> [WRITTEN TASK]
From the listing below, tally the lines that include "name". Return only the total.

####

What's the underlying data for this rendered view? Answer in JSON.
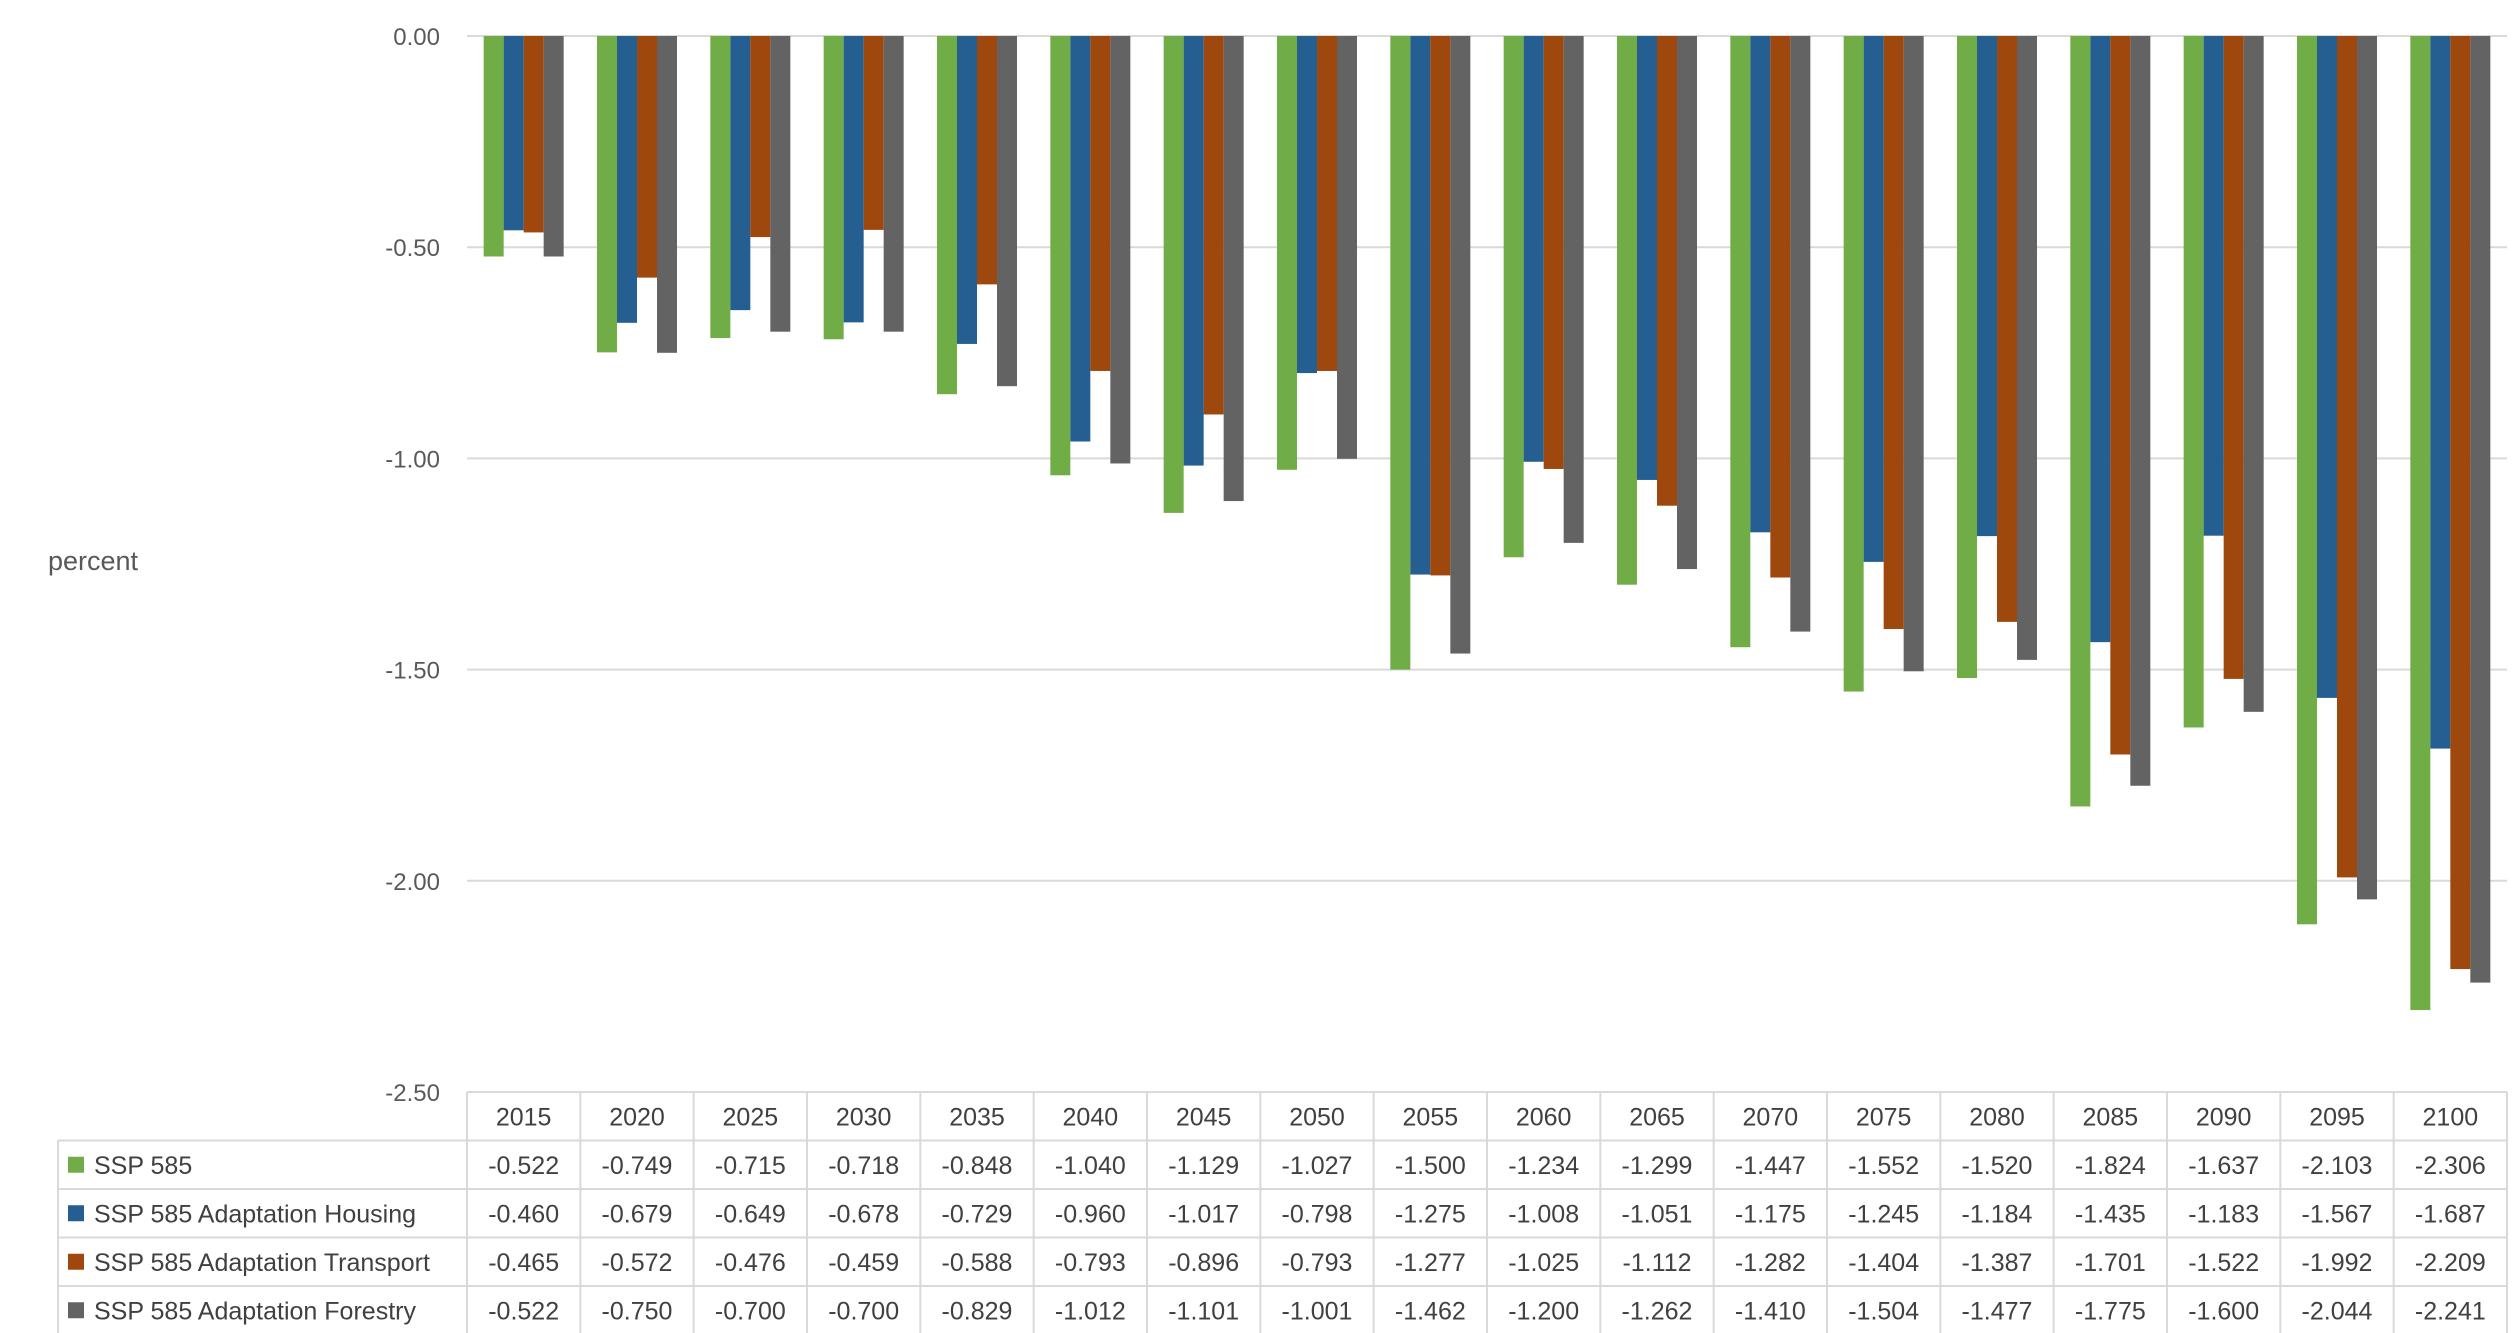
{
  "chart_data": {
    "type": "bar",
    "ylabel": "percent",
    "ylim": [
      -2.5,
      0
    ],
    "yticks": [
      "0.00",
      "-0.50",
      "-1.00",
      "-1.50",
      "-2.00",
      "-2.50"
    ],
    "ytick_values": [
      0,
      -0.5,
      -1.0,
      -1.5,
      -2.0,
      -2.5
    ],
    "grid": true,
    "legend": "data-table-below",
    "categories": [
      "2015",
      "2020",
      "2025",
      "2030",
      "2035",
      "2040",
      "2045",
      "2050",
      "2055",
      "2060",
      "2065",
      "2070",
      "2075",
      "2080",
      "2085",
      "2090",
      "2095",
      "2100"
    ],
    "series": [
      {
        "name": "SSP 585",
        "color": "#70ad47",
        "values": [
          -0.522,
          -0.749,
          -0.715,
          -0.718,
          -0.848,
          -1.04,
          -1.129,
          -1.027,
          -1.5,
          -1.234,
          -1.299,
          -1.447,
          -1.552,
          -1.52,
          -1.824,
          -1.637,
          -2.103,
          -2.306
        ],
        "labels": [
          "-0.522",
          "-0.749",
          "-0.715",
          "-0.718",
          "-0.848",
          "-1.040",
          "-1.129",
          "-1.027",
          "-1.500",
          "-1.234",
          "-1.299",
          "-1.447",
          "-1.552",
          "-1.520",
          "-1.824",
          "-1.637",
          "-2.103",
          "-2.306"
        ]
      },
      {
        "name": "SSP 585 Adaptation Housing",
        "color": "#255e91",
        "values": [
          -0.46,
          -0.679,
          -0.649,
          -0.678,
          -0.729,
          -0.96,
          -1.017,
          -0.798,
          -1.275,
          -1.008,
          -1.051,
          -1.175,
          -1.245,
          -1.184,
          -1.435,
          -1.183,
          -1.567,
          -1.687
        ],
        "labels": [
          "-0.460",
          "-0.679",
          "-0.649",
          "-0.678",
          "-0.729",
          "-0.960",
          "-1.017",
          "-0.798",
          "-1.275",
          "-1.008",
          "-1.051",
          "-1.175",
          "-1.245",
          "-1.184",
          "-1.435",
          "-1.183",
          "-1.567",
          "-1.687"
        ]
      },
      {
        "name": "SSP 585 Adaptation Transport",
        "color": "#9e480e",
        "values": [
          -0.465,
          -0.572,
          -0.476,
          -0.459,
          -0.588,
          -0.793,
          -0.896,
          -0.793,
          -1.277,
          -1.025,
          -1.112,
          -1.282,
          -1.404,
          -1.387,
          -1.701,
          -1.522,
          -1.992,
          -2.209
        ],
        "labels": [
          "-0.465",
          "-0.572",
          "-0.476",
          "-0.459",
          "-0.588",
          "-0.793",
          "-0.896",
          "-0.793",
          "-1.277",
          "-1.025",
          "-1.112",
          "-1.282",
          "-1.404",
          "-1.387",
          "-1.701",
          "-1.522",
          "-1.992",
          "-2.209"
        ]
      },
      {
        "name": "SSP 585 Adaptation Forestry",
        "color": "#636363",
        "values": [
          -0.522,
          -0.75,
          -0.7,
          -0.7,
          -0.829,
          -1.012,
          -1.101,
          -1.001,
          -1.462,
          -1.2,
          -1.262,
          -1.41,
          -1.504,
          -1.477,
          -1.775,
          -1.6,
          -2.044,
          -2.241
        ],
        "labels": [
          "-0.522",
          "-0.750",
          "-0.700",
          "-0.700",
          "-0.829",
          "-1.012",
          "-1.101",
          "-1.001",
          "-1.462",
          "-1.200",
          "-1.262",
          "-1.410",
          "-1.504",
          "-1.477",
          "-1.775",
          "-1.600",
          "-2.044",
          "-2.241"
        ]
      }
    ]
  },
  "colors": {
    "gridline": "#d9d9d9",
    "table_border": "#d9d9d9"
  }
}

####

> [RESULT]
4